__Set task__.
Write out every record below exactly as it appears.

=====

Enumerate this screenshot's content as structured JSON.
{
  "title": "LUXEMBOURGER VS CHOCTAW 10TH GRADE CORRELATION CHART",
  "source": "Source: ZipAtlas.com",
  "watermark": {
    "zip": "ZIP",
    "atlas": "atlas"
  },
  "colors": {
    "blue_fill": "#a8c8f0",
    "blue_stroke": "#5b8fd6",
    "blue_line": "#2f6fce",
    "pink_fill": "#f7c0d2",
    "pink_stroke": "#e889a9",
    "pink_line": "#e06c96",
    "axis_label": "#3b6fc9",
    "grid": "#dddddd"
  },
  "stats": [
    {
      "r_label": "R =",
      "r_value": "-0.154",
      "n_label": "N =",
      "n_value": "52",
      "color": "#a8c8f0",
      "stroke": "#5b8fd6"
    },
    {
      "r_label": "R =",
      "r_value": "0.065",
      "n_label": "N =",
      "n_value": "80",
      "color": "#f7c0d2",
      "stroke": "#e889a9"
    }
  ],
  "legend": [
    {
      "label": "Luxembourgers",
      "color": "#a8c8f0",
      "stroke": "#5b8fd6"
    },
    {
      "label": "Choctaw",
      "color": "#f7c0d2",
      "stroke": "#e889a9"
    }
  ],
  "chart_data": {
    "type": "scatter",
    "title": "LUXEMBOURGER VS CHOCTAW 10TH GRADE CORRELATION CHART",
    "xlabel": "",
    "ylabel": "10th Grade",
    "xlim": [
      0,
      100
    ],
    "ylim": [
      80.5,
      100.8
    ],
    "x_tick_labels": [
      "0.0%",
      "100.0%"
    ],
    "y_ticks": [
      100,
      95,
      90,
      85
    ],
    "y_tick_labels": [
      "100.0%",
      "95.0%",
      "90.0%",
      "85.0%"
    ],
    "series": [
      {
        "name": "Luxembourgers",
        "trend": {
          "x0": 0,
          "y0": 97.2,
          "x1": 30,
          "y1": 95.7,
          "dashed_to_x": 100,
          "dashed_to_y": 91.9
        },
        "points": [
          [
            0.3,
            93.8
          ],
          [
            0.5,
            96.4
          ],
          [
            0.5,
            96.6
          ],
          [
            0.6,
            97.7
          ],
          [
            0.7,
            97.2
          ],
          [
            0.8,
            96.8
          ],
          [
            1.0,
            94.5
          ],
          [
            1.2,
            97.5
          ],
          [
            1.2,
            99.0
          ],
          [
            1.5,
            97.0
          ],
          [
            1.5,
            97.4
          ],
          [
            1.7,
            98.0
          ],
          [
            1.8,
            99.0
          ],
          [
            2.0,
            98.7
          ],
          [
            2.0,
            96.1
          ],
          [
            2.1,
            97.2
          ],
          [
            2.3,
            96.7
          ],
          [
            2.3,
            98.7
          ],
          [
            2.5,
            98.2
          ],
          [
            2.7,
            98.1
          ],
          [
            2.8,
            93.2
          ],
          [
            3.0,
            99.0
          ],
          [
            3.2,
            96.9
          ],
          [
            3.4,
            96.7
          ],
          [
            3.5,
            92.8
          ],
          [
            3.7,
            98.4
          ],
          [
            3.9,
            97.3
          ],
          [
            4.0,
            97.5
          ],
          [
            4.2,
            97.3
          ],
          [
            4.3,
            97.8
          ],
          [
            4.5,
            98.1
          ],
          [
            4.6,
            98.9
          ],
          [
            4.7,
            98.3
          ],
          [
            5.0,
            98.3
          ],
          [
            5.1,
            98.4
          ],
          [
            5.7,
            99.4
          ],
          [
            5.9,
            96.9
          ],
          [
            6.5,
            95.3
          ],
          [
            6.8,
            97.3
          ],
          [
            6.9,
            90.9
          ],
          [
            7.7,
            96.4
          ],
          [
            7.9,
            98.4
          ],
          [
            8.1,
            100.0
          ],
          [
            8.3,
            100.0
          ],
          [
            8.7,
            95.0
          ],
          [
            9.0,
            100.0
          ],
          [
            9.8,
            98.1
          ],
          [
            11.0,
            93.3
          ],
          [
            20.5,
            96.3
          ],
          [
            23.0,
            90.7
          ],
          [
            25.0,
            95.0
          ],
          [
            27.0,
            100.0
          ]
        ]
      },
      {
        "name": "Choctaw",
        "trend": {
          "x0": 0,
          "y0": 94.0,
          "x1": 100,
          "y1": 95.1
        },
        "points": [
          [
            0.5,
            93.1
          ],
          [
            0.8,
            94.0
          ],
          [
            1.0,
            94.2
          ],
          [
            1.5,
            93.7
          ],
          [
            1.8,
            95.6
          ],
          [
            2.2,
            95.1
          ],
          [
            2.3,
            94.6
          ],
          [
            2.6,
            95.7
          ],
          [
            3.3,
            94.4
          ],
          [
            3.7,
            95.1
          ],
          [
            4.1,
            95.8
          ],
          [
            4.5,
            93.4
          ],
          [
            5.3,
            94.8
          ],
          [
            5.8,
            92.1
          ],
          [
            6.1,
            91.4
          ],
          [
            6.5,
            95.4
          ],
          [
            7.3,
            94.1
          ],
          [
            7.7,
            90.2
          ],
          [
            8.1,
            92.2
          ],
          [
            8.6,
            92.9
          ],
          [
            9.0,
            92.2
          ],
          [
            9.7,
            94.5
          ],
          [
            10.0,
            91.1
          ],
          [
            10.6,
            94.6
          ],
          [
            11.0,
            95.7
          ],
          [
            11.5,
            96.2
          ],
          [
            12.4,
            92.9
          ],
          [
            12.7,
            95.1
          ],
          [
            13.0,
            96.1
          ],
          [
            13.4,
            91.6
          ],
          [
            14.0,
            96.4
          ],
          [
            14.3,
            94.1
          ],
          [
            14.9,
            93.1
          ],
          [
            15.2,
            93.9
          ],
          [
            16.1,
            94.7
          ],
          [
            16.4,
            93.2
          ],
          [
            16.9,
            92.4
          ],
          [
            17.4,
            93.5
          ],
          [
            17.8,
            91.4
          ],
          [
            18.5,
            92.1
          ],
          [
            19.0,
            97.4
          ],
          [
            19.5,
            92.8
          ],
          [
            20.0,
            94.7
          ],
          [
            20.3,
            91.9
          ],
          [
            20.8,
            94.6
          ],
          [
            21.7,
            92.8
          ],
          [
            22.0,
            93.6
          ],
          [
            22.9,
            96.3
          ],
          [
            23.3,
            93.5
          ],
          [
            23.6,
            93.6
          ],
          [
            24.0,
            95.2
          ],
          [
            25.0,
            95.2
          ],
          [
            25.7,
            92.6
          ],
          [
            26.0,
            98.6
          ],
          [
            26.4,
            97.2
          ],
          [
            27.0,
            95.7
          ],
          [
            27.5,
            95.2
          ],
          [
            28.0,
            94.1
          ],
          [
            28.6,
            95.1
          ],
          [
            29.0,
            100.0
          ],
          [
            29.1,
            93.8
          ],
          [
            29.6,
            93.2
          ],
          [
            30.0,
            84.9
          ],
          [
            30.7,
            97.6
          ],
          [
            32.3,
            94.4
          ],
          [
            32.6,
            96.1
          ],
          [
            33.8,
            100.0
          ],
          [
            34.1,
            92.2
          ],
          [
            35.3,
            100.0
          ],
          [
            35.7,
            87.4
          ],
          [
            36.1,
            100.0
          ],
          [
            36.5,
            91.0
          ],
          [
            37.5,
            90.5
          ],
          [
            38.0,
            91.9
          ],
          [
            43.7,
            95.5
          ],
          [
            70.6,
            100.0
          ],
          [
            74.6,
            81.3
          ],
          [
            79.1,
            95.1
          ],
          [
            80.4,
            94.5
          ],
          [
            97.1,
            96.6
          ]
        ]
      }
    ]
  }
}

=====

__Solution to this task__.
Enumerate this screenshot's content as structured JSON.
{
  "title": "LUXEMBOURGER VS CHOCTAW 10TH GRADE CORRELATION CHART",
  "source": "Source: ZipAtlas.com",
  "watermark": {
    "zip": "ZIP",
    "atlas": "atlas"
  },
  "colors": {
    "blue_fill": "#a8c8f0",
    "blue_stroke": "#5b8fd6",
    "blue_line": "#2f6fce",
    "pink_fill": "#f7c0d2",
    "pink_stroke": "#e889a9",
    "pink_line": "#e06c96",
    "axis_label": "#3b6fc9",
    "grid": "#dddddd"
  },
  "stats": [
    {
      "r_label": "R =",
      "r_value": "-0.154",
      "n_label": "N =",
      "n_value": "52",
      "color": "#a8c8f0",
      "stroke": "#5b8fd6"
    },
    {
      "r_label": "R =",
      "r_value": "0.065",
      "n_label": "N =",
      "n_value": "80",
      "color": "#f7c0d2",
      "stroke": "#e889a9"
    }
  ],
  "legend": [
    {
      "label": "Luxembourgers",
      "color": "#a8c8f0",
      "stroke": "#5b8fd6"
    },
    {
      "label": "Choctaw",
      "color": "#f7c0d2",
      "stroke": "#e889a9"
    }
  ],
  "chart_data": {
    "type": "scatter",
    "title": "LUXEMBOURGER VS CHOCTAW 10TH GRADE CORRELATION CHART",
    "xlabel": "",
    "ylabel": "10th Grade",
    "xlim": [
      0,
      100
    ],
    "ylim": [
      80.5,
      100.8
    ],
    "x_tick_labels": [
      "0.0%",
      "100.0%"
    ],
    "y_ticks": [
      100,
      95,
      90,
      85
    ],
    "y_tick_labels": [
      "100.0%",
      "95.0%",
      "90.0%",
      "85.0%"
    ],
    "series": [
      {
        "name": "Luxembourgers",
        "trend": {
          "x0": 0,
          "y0": 97.2,
          "x1": 30,
          "y1": 95.7,
          "dashed_to_x": 100,
          "dashed_to_y": 91.9
        },
        "points": [
          [
            0.3,
            93.8
          ],
          [
            0.5,
            96.4
          ],
          [
            0.5,
            96.6
          ],
          [
            0.6,
            97.7
          ],
          [
            0.7,
            97.2
          ],
          [
            0.8,
            96.8
          ],
          [
            1.0,
            94.5
          ],
          [
            1.2,
            97.5
          ],
          [
            1.2,
            99.0
          ],
          [
            1.5,
            97.0
          ],
          [
            1.5,
            97.4
          ],
          [
            1.7,
            98.0
          ],
          [
            1.8,
            99.0
          ],
          [
            2.0,
            98.7
          ],
          [
            2.0,
            96.1
          ],
          [
            2.1,
            97.2
          ],
          [
            2.3,
            96.7
          ],
          [
            2.3,
            98.7
          ],
          [
            2.5,
            98.2
          ],
          [
            2.7,
            98.1
          ],
          [
            2.8,
            93.2
          ],
          [
            3.0,
            99.0
          ],
          [
            3.2,
            96.9
          ],
          [
            3.4,
            96.7
          ],
          [
            3.5,
            92.8
          ],
          [
            3.7,
            98.4
          ],
          [
            3.9,
            97.3
          ],
          [
            4.0,
            97.5
          ],
          [
            4.2,
            97.3
          ],
          [
            4.3,
            97.8
          ],
          [
            4.5,
            98.1
          ],
          [
            4.6,
            98.9
          ],
          [
            4.7,
            98.3
          ],
          [
            5.0,
            98.3
          ],
          [
            5.1,
            98.4
          ],
          [
            5.7,
            99.4
          ],
          [
            5.9,
            96.9
          ],
          [
            6.5,
            95.3
          ],
          [
            6.8,
            97.3
          ],
          [
            6.9,
            90.9
          ],
          [
            7.7,
            96.4
          ],
          [
            7.9,
            98.4
          ],
          [
            8.1,
            100.0
          ],
          [
            8.3,
            100.0
          ],
          [
            8.7,
            95.0
          ],
          [
            9.0,
            100.0
          ],
          [
            9.8,
            98.1
          ],
          [
            11.0,
            93.3
          ],
          [
            20.5,
            96.3
          ],
          [
            23.0,
            90.7
          ],
          [
            25.0,
            95.0
          ],
          [
            27.0,
            100.0
          ]
        ]
      },
      {
        "name": "Choctaw",
        "trend": {
          "x0": 0,
          "y0": 94.0,
          "x1": 100,
          "y1": 95.1
        },
        "points": [
          [
            0.5,
            93.1
          ],
          [
            0.8,
            94.0
          ],
          [
            1.0,
            94.2
          ],
          [
            1.5,
            93.7
          ],
          [
            1.8,
            95.6
          ],
          [
            2.2,
            95.1
          ],
          [
            2.3,
            94.6
          ],
          [
            2.6,
            95.7
          ],
          [
            3.3,
            94.4
          ],
          [
            3.7,
            95.1
          ],
          [
            4.1,
            95.8
          ],
          [
            4.5,
            93.4
          ],
          [
            5.3,
            94.8
          ],
          [
            5.8,
            92.1
          ],
          [
            6.1,
            91.4
          ],
          [
            6.5,
            95.4
          ],
          [
            7.3,
            94.1
          ],
          [
            7.7,
            90.2
          ],
          [
            8.1,
            92.2
          ],
          [
            8.6,
            92.9
          ],
          [
            9.0,
            92.2
          ],
          [
            9.7,
            94.5
          ],
          [
            10.0,
            91.1
          ],
          [
            10.6,
            94.6
          ],
          [
            11.0,
            95.7
          ],
          [
            11.5,
            96.2
          ],
          [
            12.4,
            92.9
          ],
          [
            12.7,
            95.1
          ],
          [
            13.0,
            96.1
          ],
          [
            13.4,
            91.6
          ],
          [
            14.0,
            96.4
          ],
          [
            14.3,
            94.1
          ],
          [
            14.9,
            93.1
          ],
          [
            15.2,
            93.9
          ],
          [
            16.1,
            94.7
          ],
          [
            16.4,
            93.2
          ],
          [
            16.9,
            92.4
          ],
          [
            17.4,
            93.5
          ],
          [
            17.8,
            91.4
          ],
          [
            18.5,
            92.1
          ],
          [
            19.0,
            97.4
          ],
          [
            19.5,
            92.8
          ],
          [
            20.0,
            94.7
          ],
          [
            20.3,
            91.9
          ],
          [
            20.8,
            94.6
          ],
          [
            21.7,
            92.8
          ],
          [
            22.0,
            93.6
          ],
          [
            22.9,
            96.3
          ],
          [
            23.3,
            93.5
          ],
          [
            23.6,
            93.6
          ],
          [
            24.0,
            95.2
          ],
          [
            25.0,
            95.2
          ],
          [
            25.7,
            92.6
          ],
          [
            26.0,
            98.6
          ],
          [
            26.4,
            97.2
          ],
          [
            27.0,
            95.7
          ],
          [
            27.5,
            95.2
          ],
          [
            28.0,
            94.1
          ],
          [
            28.6,
            95.1
          ],
          [
            29.0,
            100.0
          ],
          [
            29.1,
            93.8
          ],
          [
            29.6,
            93.2
          ],
          [
            30.0,
            84.9
          ],
          [
            30.7,
            97.6
          ],
          [
            32.3,
            94.4
          ],
          [
            32.6,
            96.1
          ],
          [
            33.8,
            100.0
          ],
          [
            34.1,
            92.2
          ],
          [
            35.3,
            100.0
          ],
          [
            35.7,
            87.4
          ],
          [
            36.1,
            100.0
          ],
          [
            36.5,
            91.0
          ],
          [
            37.5,
            90.5
          ],
          [
            38.0,
            91.9
          ],
          [
            43.7,
            95.5
          ],
          [
            70.6,
            100.0
          ],
          [
            74.6,
            81.3
          ],
          [
            79.1,
            95.1
          ],
          [
            80.4,
            94.5
          ],
          [
            97.1,
            96.6
          ]
        ]
      }
    ]
  }
}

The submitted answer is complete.